- Work to do
Report the number of lines that include "color", with no additional text.

*** Dataset entries ***

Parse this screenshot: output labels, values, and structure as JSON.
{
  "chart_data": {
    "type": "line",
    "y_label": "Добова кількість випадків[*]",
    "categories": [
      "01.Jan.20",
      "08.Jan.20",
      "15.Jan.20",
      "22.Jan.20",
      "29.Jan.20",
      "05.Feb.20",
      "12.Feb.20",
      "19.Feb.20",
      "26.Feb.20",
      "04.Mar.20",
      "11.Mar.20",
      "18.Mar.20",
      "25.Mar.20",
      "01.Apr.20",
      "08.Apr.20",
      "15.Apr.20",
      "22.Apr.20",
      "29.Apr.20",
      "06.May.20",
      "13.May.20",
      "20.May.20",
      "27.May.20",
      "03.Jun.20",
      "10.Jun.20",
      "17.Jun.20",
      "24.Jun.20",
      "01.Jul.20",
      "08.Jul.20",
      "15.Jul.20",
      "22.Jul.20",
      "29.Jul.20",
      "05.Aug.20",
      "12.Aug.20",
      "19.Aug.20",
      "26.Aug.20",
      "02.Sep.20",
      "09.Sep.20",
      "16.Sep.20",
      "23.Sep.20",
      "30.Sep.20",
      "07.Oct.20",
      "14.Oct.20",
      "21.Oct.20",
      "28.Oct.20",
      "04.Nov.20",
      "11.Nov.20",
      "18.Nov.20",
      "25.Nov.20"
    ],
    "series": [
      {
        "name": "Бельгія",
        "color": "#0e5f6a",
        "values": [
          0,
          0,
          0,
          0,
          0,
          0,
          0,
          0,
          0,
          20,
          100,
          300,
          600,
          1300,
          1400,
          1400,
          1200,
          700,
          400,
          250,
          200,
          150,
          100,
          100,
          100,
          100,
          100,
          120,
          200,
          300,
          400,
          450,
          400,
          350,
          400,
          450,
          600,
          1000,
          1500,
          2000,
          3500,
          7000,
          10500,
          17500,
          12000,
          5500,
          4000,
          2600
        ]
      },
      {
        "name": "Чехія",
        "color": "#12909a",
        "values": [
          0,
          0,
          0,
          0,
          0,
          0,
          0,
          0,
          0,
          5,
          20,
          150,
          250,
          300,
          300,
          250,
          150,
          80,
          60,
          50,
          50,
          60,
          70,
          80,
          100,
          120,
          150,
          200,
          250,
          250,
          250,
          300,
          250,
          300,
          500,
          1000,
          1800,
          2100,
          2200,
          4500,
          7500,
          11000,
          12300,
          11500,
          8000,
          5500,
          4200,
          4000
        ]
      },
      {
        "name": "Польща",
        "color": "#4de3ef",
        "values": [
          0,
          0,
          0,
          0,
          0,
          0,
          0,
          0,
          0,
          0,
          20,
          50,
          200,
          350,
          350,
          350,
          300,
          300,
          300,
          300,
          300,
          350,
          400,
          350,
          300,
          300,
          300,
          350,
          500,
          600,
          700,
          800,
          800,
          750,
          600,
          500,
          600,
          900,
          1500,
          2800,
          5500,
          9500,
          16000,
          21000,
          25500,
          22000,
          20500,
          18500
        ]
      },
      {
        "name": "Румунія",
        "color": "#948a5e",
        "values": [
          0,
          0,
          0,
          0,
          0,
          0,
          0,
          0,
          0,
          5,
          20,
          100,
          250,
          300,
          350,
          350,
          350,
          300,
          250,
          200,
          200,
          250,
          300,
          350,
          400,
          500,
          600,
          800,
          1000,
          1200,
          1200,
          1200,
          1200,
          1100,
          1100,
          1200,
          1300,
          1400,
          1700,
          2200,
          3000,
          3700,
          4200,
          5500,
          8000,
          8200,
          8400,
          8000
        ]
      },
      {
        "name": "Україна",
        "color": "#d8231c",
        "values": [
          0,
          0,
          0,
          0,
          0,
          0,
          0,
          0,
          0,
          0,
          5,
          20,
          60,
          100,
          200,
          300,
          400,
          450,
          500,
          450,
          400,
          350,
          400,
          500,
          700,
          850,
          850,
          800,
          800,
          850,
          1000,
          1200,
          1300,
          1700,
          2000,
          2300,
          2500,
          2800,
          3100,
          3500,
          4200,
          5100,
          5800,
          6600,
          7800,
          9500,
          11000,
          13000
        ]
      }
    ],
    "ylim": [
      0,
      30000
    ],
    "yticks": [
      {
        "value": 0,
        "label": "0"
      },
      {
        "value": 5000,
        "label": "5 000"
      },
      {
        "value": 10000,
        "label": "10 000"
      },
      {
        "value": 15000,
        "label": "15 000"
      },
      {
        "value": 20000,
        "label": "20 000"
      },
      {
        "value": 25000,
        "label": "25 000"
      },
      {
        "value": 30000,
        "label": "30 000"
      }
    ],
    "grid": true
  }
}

***

- Response below
5